■ Exercise requirements
Below are the records. Count the lines containing the string "into", and reply with the number alone.

▽

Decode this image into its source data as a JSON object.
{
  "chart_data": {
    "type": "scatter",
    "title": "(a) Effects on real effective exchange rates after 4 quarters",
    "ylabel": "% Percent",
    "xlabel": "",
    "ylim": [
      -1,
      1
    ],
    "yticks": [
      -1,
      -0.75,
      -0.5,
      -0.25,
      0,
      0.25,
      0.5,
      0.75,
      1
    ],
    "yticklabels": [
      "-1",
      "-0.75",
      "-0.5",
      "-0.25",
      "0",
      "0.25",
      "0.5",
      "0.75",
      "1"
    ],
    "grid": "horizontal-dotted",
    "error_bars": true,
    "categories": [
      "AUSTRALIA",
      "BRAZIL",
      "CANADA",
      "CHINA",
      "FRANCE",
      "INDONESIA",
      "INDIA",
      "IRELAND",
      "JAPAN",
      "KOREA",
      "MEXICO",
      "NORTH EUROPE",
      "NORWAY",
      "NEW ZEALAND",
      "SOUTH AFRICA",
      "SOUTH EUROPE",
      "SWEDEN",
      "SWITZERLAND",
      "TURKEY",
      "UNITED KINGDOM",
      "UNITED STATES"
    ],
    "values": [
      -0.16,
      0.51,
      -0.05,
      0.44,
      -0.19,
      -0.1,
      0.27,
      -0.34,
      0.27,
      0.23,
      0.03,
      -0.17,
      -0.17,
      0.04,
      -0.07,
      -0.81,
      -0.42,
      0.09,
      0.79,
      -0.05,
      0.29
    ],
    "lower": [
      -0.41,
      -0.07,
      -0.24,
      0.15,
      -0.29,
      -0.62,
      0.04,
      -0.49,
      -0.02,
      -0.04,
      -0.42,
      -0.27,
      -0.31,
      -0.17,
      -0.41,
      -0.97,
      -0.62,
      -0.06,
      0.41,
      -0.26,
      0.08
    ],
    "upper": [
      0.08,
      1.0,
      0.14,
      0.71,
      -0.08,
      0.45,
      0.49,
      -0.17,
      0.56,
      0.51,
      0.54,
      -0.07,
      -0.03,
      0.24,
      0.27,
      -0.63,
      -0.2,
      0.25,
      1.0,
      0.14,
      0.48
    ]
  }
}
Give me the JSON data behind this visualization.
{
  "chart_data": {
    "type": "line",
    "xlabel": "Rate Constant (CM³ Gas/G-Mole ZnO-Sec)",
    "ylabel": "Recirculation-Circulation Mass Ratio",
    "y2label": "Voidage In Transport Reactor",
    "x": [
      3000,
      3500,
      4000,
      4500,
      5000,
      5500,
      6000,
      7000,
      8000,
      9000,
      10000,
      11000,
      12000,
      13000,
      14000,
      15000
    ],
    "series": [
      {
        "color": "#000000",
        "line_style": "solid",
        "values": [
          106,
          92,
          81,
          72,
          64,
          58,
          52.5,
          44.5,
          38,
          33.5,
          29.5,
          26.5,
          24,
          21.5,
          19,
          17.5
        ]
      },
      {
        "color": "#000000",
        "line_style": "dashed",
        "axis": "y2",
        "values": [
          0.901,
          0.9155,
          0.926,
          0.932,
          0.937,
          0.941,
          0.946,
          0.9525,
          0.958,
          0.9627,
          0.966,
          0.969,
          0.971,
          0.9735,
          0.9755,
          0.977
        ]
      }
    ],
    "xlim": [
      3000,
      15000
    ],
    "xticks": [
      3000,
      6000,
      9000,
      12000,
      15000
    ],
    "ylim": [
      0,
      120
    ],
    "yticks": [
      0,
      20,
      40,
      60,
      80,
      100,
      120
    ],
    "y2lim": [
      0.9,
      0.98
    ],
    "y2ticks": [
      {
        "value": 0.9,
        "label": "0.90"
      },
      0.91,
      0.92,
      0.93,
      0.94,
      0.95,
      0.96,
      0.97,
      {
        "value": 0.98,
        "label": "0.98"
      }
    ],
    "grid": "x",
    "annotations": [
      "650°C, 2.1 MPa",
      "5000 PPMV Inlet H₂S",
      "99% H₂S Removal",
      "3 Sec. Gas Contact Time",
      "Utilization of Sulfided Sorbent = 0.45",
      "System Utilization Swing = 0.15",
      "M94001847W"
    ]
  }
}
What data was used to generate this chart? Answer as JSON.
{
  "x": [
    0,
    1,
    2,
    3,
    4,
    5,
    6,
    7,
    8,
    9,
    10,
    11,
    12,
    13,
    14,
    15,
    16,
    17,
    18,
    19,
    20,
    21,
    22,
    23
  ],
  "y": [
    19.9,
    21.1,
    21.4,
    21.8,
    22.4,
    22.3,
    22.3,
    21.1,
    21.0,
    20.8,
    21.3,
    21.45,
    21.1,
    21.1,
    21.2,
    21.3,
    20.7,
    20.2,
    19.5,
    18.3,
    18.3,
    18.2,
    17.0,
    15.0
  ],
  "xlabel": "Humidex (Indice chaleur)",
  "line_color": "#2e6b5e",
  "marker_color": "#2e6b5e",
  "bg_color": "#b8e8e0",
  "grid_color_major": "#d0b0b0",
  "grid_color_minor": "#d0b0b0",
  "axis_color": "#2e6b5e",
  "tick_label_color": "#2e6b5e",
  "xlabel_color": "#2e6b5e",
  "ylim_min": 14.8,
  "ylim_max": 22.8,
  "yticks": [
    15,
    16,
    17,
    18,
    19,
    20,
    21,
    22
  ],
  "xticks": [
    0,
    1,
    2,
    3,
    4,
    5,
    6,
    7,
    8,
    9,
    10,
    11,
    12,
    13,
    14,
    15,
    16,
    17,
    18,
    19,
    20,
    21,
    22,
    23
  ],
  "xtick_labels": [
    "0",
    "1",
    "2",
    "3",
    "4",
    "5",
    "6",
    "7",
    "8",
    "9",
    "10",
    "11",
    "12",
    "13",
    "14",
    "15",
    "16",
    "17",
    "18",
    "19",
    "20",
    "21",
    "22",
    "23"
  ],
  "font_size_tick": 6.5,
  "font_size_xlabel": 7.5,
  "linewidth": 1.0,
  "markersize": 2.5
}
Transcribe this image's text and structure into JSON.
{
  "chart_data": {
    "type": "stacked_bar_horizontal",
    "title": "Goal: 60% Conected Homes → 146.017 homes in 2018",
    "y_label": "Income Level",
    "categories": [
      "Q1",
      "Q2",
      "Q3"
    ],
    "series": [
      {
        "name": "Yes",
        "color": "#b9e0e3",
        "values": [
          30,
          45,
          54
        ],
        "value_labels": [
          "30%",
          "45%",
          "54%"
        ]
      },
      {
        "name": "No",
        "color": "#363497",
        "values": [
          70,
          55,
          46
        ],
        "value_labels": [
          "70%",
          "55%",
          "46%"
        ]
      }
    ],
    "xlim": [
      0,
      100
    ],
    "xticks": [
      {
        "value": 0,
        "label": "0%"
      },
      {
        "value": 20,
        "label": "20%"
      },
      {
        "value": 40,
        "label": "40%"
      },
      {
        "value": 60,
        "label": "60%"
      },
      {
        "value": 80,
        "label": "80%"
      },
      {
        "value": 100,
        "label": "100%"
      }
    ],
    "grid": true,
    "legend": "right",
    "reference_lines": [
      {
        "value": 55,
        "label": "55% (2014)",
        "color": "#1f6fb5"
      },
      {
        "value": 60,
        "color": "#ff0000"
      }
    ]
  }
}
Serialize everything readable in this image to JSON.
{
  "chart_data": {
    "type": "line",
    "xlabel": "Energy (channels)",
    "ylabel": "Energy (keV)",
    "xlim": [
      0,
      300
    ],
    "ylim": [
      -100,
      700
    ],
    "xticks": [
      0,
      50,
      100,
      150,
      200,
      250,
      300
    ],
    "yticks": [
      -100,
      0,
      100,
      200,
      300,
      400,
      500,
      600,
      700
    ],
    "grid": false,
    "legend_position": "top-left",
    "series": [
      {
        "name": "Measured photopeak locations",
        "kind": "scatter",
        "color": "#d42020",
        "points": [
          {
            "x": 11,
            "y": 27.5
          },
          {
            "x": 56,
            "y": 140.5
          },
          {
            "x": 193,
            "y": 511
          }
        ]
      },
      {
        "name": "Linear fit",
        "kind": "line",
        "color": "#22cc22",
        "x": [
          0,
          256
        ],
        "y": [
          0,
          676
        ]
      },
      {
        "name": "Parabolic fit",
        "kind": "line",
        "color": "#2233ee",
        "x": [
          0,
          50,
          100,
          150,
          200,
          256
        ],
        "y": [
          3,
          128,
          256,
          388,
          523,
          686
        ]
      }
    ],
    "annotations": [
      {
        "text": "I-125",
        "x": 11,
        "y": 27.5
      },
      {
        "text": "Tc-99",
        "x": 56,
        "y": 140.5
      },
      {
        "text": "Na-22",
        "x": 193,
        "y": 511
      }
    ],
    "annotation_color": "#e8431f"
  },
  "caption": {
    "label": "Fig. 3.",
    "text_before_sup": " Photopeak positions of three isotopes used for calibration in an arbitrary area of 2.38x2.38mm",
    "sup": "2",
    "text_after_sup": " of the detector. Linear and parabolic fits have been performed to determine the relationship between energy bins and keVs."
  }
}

△

■ Result of the task
2